Work required:
Output every entry exactly as written, but omit the pictures.

·····

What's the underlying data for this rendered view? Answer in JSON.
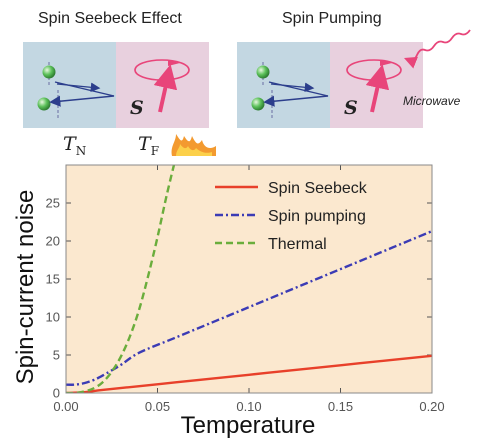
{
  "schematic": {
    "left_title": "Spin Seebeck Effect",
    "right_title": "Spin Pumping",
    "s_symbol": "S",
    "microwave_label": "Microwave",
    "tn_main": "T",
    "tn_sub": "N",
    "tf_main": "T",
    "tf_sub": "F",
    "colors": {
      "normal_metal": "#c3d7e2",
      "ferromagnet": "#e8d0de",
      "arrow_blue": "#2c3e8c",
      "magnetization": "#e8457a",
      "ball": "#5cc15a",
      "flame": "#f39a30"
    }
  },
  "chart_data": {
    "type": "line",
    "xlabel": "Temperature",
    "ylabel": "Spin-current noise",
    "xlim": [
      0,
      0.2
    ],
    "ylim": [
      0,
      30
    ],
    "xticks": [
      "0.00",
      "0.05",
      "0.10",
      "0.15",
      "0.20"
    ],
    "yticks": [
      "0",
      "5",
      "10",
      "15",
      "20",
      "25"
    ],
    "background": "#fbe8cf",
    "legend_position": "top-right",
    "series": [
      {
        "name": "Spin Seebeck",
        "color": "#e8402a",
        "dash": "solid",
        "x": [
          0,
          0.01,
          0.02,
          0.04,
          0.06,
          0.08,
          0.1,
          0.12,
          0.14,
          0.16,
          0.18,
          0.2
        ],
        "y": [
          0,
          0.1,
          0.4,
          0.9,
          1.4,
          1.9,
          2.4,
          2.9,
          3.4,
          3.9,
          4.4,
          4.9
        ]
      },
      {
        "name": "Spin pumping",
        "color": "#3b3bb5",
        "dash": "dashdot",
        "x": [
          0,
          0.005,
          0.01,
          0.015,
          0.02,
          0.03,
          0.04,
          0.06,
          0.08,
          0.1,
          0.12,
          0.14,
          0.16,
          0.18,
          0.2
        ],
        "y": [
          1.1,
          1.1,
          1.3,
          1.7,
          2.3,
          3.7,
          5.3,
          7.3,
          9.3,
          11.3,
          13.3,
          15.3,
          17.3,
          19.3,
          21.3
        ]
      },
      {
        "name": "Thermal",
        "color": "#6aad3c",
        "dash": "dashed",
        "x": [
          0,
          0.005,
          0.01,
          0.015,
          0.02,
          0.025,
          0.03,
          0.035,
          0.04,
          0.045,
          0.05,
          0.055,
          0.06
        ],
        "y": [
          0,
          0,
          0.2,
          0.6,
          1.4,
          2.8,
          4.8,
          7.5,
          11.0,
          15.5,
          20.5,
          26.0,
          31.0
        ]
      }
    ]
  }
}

·····

Final result:
What's the underlying data for this rendered view? Answer in JSON.
{
  "schematic": {
    "left_title": "Spin Seebeck Effect",
    "right_title": "Spin Pumping",
    "s_symbol": "S",
    "microwave_label": "Microwave",
    "tn_main": "T",
    "tn_sub": "N",
    "tf_main": "T",
    "tf_sub": "F",
    "colors": {
      "normal_metal": "#c3d7e2",
      "ferromagnet": "#e8d0de",
      "arrow_blue": "#2c3e8c",
      "magnetization": "#e8457a",
      "ball": "#5cc15a",
      "flame": "#f39a30"
    }
  },
  "chart_data": {
    "type": "line",
    "xlabel": "Temperature",
    "ylabel": "Spin-current noise",
    "xlim": [
      0,
      0.2
    ],
    "ylim": [
      0,
      30
    ],
    "xticks": [
      "0.00",
      "0.05",
      "0.10",
      "0.15",
      "0.20"
    ],
    "yticks": [
      "0",
      "5",
      "10",
      "15",
      "20",
      "25"
    ],
    "background": "#fbe8cf",
    "legend_position": "top-right",
    "series": [
      {
        "name": "Spin Seebeck",
        "color": "#e8402a",
        "dash": "solid",
        "x": [
          0,
          0.01,
          0.02,
          0.04,
          0.06,
          0.08,
          0.1,
          0.12,
          0.14,
          0.16,
          0.18,
          0.2
        ],
        "y": [
          0,
          0.1,
          0.4,
          0.9,
          1.4,
          1.9,
          2.4,
          2.9,
          3.4,
          3.9,
          4.4,
          4.9
        ]
      },
      {
        "name": "Spin pumping",
        "color": "#3b3bb5",
        "dash": "dashdot",
        "x": [
          0,
          0.005,
          0.01,
          0.015,
          0.02,
          0.03,
          0.04,
          0.06,
          0.08,
          0.1,
          0.12,
          0.14,
          0.16,
          0.18,
          0.2
        ],
        "y": [
          1.1,
          1.1,
          1.3,
          1.7,
          2.3,
          3.7,
          5.3,
          7.3,
          9.3,
          11.3,
          13.3,
          15.3,
          17.3,
          19.3,
          21.3
        ]
      },
      {
        "name": "Thermal",
        "color": "#6aad3c",
        "dash": "dashed",
        "x": [
          0,
          0.005,
          0.01,
          0.015,
          0.02,
          0.025,
          0.03,
          0.035,
          0.04,
          0.045,
          0.05,
          0.055,
          0.06
        ],
        "y": [
          0,
          0,
          0.2,
          0.6,
          1.4,
          2.8,
          4.8,
          7.5,
          11.0,
          15.5,
          20.5,
          26.0,
          31.0
        ]
      }
    ]
  }
}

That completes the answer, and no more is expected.